■ WHAT THIS TASK INVOLVES
Copy out the stretch of the listing from the line containing "List each element" through the line containing "skill-label: Leadership (600, 260, 785, 301)", both included, leaving out the pictures.

■ SUPPLIED MATERIAL
------------------------------------------------------------------------
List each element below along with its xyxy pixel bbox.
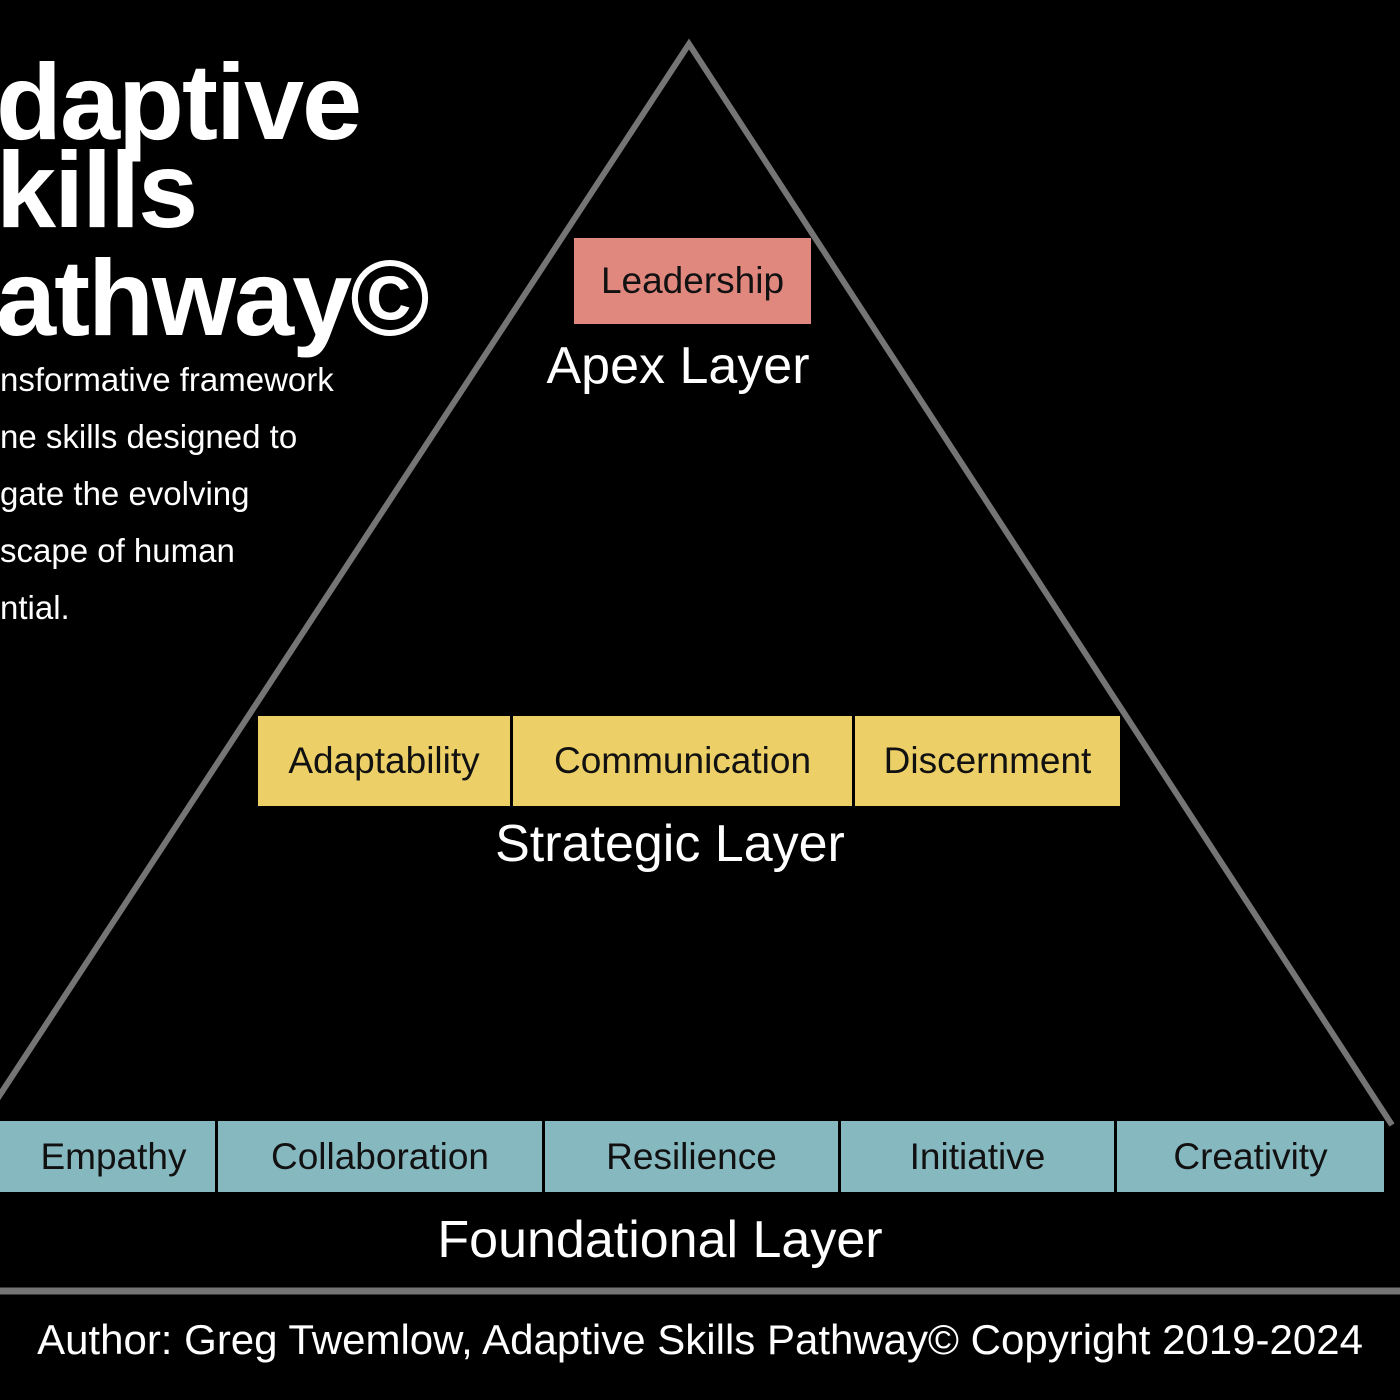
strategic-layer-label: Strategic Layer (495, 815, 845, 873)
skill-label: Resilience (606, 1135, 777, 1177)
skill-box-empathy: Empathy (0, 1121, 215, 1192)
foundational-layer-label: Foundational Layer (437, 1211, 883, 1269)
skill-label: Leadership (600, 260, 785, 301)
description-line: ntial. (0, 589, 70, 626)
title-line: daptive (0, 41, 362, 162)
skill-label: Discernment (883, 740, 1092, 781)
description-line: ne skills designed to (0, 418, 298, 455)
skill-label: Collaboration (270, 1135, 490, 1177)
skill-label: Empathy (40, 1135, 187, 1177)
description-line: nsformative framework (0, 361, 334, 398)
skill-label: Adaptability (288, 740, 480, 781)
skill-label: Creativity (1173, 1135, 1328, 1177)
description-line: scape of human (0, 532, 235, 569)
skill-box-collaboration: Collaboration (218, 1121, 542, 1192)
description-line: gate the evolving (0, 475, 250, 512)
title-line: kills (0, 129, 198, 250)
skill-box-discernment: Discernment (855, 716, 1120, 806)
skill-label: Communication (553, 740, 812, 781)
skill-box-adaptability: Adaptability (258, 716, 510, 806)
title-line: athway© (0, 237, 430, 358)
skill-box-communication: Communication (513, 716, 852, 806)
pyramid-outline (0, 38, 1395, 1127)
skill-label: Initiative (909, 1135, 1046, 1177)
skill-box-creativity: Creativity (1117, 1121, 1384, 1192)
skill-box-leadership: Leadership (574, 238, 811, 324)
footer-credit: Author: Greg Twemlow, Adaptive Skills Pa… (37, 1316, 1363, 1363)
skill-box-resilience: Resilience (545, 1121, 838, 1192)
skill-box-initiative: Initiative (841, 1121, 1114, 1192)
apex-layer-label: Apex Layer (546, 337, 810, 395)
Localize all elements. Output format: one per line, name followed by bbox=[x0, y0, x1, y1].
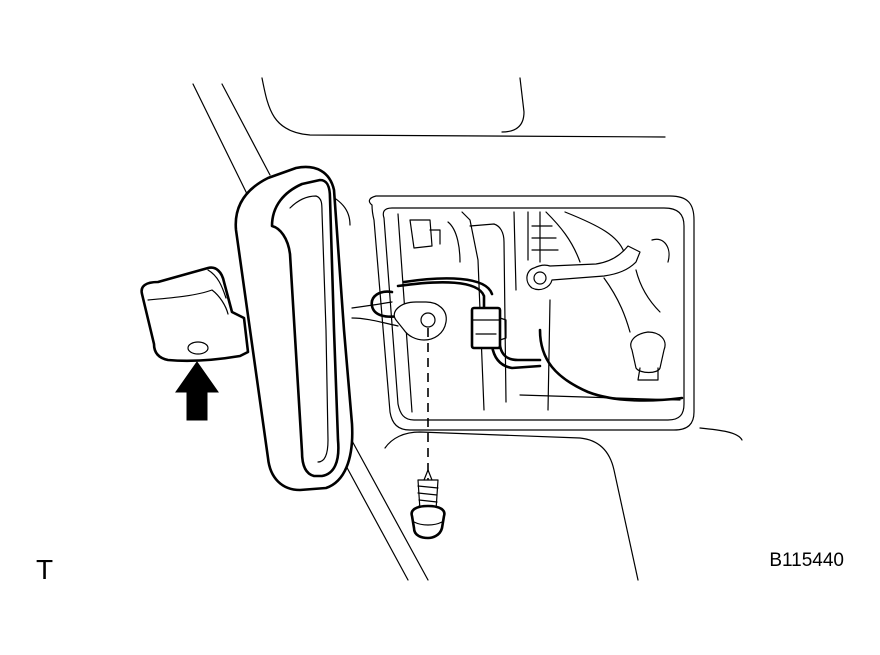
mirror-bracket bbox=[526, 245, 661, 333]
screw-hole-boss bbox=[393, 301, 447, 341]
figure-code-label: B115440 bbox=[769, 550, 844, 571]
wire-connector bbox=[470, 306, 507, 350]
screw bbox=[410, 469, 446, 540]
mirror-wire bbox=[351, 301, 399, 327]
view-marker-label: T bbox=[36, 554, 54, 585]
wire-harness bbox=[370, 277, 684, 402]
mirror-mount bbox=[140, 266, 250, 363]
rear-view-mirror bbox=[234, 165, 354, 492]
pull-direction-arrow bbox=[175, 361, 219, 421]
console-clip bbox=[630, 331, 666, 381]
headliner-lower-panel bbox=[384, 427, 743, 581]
------------------------------------------------------------------------
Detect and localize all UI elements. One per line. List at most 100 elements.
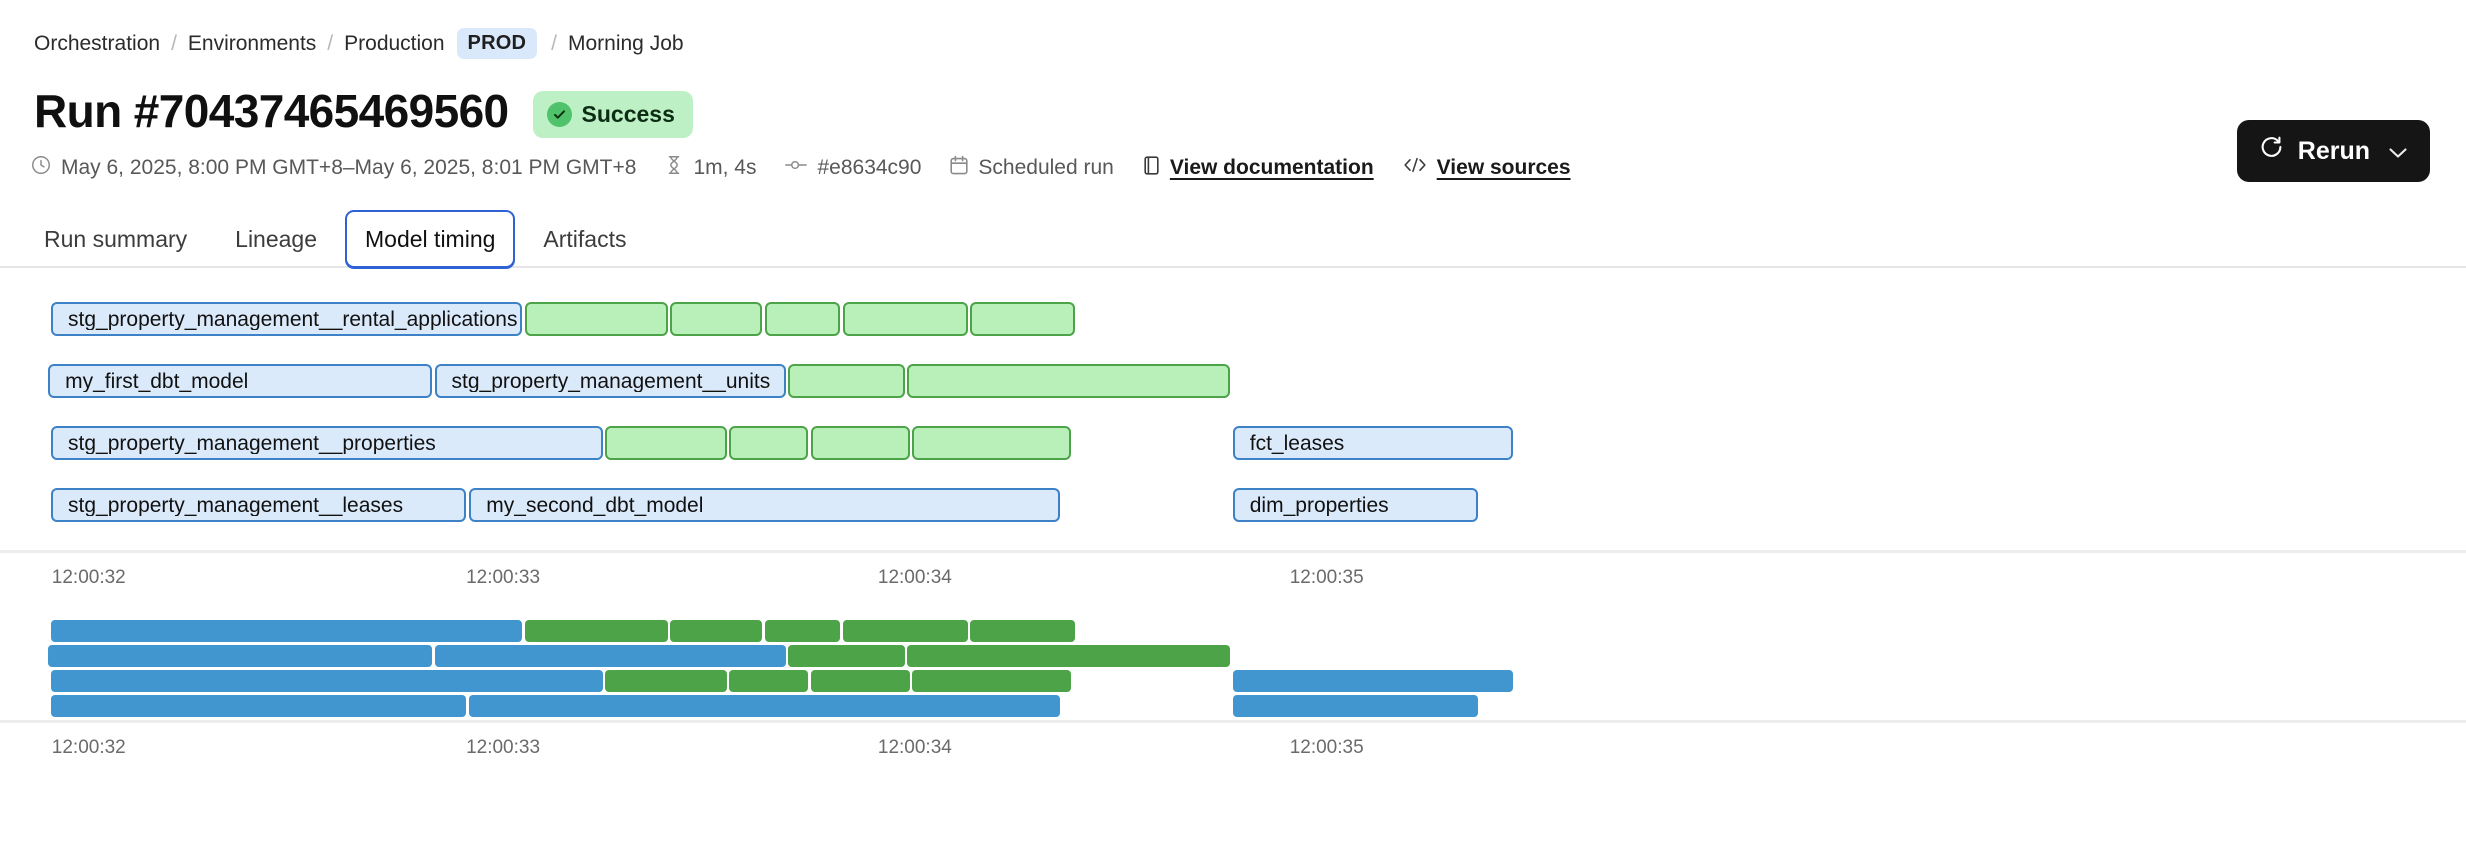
------------------------------------------------------------------------
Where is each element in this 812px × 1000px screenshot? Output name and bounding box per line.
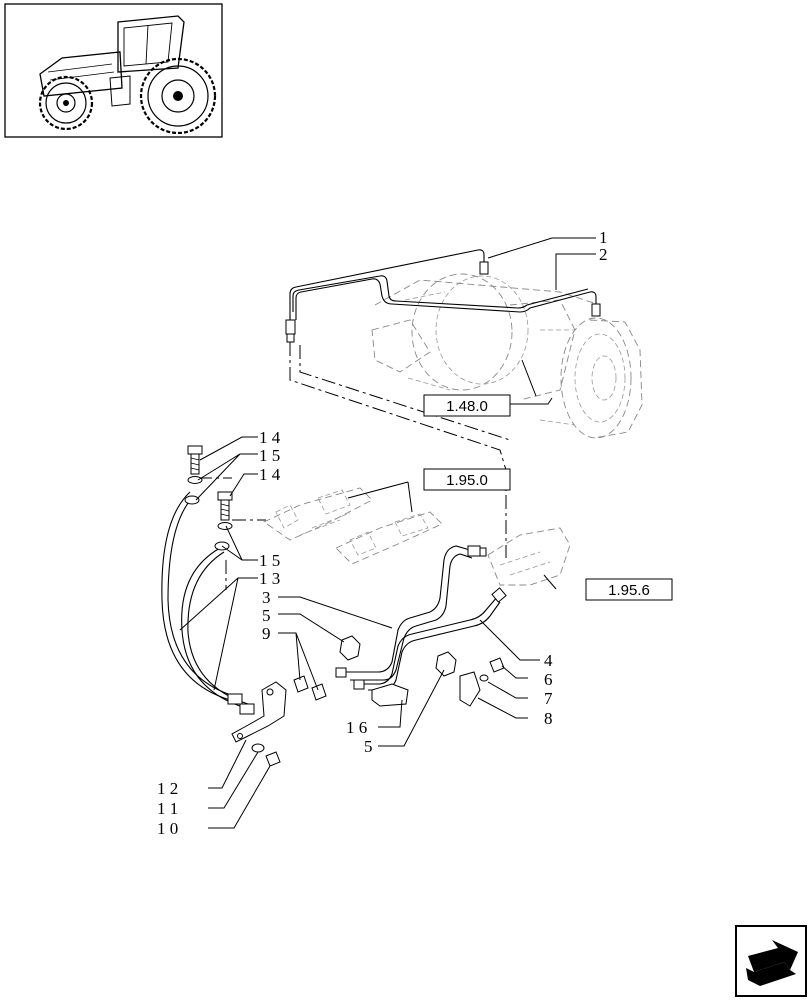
------------------------------------------------------------------------
■ EXERCISE RESULT
List each element below along with its xyxy pixel bbox.
strategic-layer-label: Strategic Layer (495, 815, 845, 873)
skill-label: Resilience (606, 1135, 777, 1177)
skill-box-empathy: Empathy (0, 1121, 215, 1192)
foundational-layer-label: Foundational Layer (437, 1211, 883, 1269)
skill-label: Leadership (600, 260, 785, 301)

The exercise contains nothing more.